[Rows showing where elements appear]
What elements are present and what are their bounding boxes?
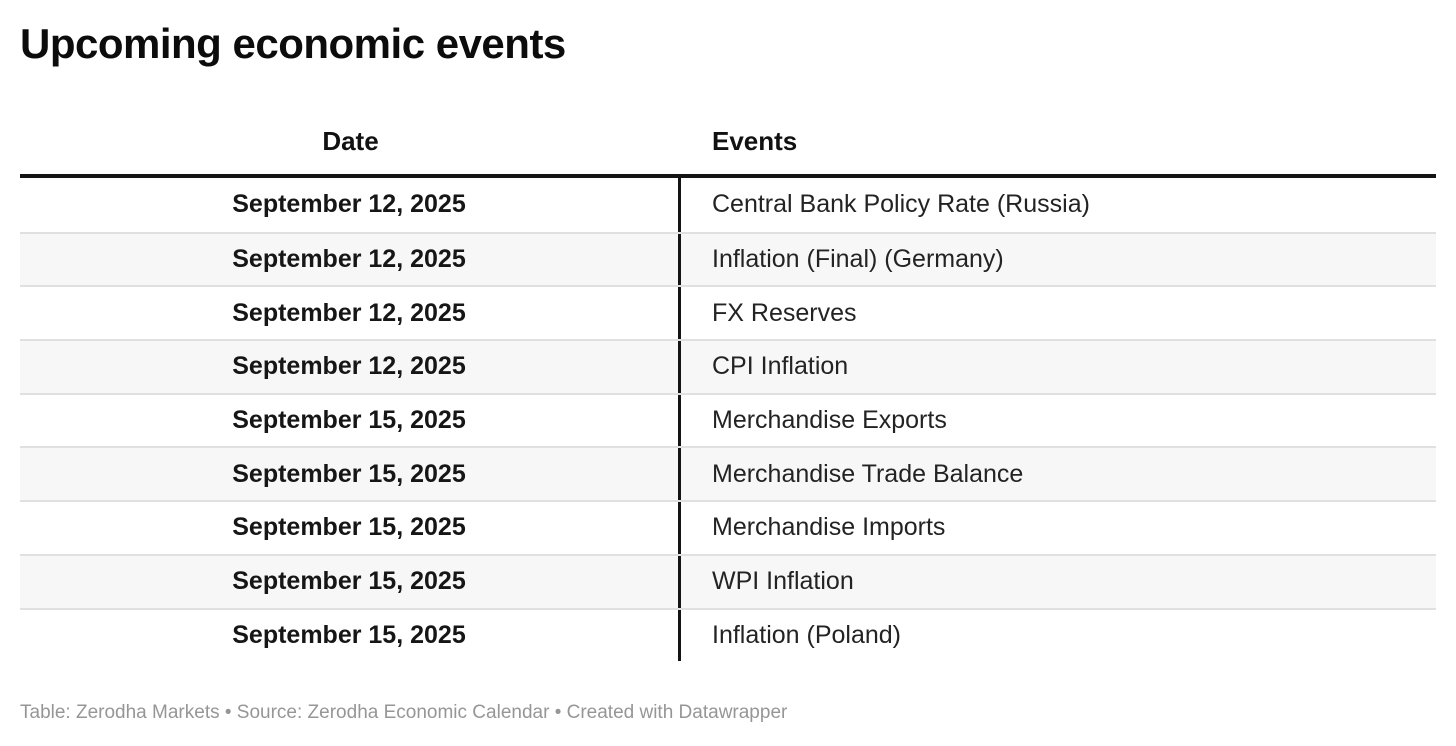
date-cell: September 12, 2025 (20, 341, 681, 393)
table-row: September 15, 2025 Merchandise Trade Bal… (20, 446, 1436, 501)
table-attribution: Table: Zerodha Markets • Source: Zerodha… (20, 702, 788, 724)
page-title: Upcoming economic events (20, 20, 566, 67)
table-row: September 12, 2025 FX Reserves (20, 285, 1436, 340)
events-table: September 12, 2025 Central Bank Policy R… (20, 174, 1436, 662)
event-cell: FX Reserves (712, 298, 857, 327)
table-row: September 15, 2025 WPI Inflation (20, 553, 1436, 608)
column-header-date: Date (322, 126, 379, 156)
table-row: September 12, 2025 Central Bank Policy R… (20, 178, 1436, 232)
table-row: September 15, 2025 Inflation (Poland) (20, 607, 1436, 662)
event-cell: Inflation (Poland) (712, 620, 902, 649)
date-cell: September 15, 2025 (20, 609, 681, 662)
event-cell: WPI Inflation (712, 567, 854, 596)
datawrapper-table-page: Upcoming economic events Date Events Sep… (20, 20, 1436, 724)
column-header-events: Events (712, 126, 798, 156)
date-cell: September 12, 2025 (20, 178, 681, 232)
table-row: September 15, 2025 Merchandise Exports (20, 392, 1436, 447)
date-cell: September 15, 2025 (20, 555, 681, 608)
event-cell: Merchandise Exports (712, 406, 947, 435)
table-row: September 15, 2025 Merchandise Imports (20, 500, 1436, 554)
date-cell: September 15, 2025 (20, 448, 681, 501)
event-cell: Central Bank Policy Rate (Russia) (712, 190, 1090, 219)
event-cell: CPI Inflation (712, 352, 849, 381)
table-header-row: Date Events (20, 128, 1436, 155)
table-row: September 12, 2025 Inflation (Final) (Ge… (20, 231, 1436, 286)
date-cell: September 12, 2025 (20, 233, 681, 286)
table-row: September 12, 2025 CPI Inflation (20, 339, 1436, 393)
date-cell: September 12, 2025 (20, 287, 681, 340)
event-cell: Merchandise Imports (712, 513, 946, 542)
event-cell: Merchandise Trade Balance (712, 459, 1024, 488)
event-cell: Inflation (Final) (Germany) (712, 245, 1004, 274)
date-cell: September 15, 2025 (20, 502, 681, 554)
date-cell: September 15, 2025 (20, 394, 681, 447)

• [Problem description] Write out every row above again, swapping "September 15, 2025" for "Sep 15, 2025" each time it appears and leaving everything else the same. Leave out the pictures.

• [Right answer]
What elements are present and what are their bounding boxes?
date-cell: September 12, 2025 (20, 341, 681, 393)
table-row: Sep 15, 2025 Merchandise Trade Bal… (20, 446, 1436, 501)
table-attribution: Table: Zerodha Markets • Source: Zerodha… (20, 702, 788, 724)
page-title: Upcoming economic events (20, 20, 566, 67)
table-row: September 12, 2025 FX Reserves (20, 285, 1436, 340)
events-table: September 12, 2025 Central Bank Policy R… (20, 174, 1436, 662)
event-cell: FX Reserves (712, 298, 857, 327)
table-row: Sep 15, 2025 WPI Inflation (20, 553, 1436, 608)
column-header-date: Date (322, 126, 379, 156)
table-row: September 12, 2025 Central Bank Policy R… (20, 178, 1436, 232)
table-row: Sep 15, 2025 Inflation (Poland) (20, 607, 1436, 662)
event-cell: Inflation (Poland) (712, 620, 902, 649)
date-cell: Sep 15, 2025 (20, 609, 681, 662)
event-cell: WPI Inflation (712, 567, 854, 596)
datawrapper-table-page: Upcoming economic events Date Events Sep… (20, 20, 1436, 724)
column-header-events: Events (712, 126, 798, 156)
date-cell: September 12, 2025 (20, 178, 681, 232)
table-row: Sep 15, 2025 Merchandise Exports (20, 392, 1436, 447)
date-cell: Sep 15, 2025 (20, 555, 681, 608)
event-cell: Merchandise Exports (712, 406, 947, 435)
table-row: Sep 15, 2025 Merchandise Imports (20, 500, 1436, 554)
date-cell: Sep 15, 2025 (20, 448, 681, 501)
event-cell: Central Bank Policy Rate (Russia) (712, 190, 1090, 219)
event-cell: CPI Inflation (712, 352, 849, 381)
table-header-row: Date Events (20, 128, 1436, 155)
table-row: September 12, 2025 Inflation (Final) (Ge… (20, 231, 1436, 286)
date-cell: September 12, 2025 (20, 233, 681, 286)
table-row: September 12, 2025 CPI Inflation (20, 339, 1436, 393)
date-cell: September 12, 2025 (20, 287, 681, 340)
event-cell: Merchandise Imports (712, 513, 946, 542)
event-cell: Merchandise Trade Balance (712, 459, 1024, 488)
event-cell: Inflation (Final) (Germany) (712, 245, 1004, 274)
date-cell: Sep 15, 2025 (20, 502, 681, 554)
date-cell: Sep 15, 2025 (20, 394, 681, 447)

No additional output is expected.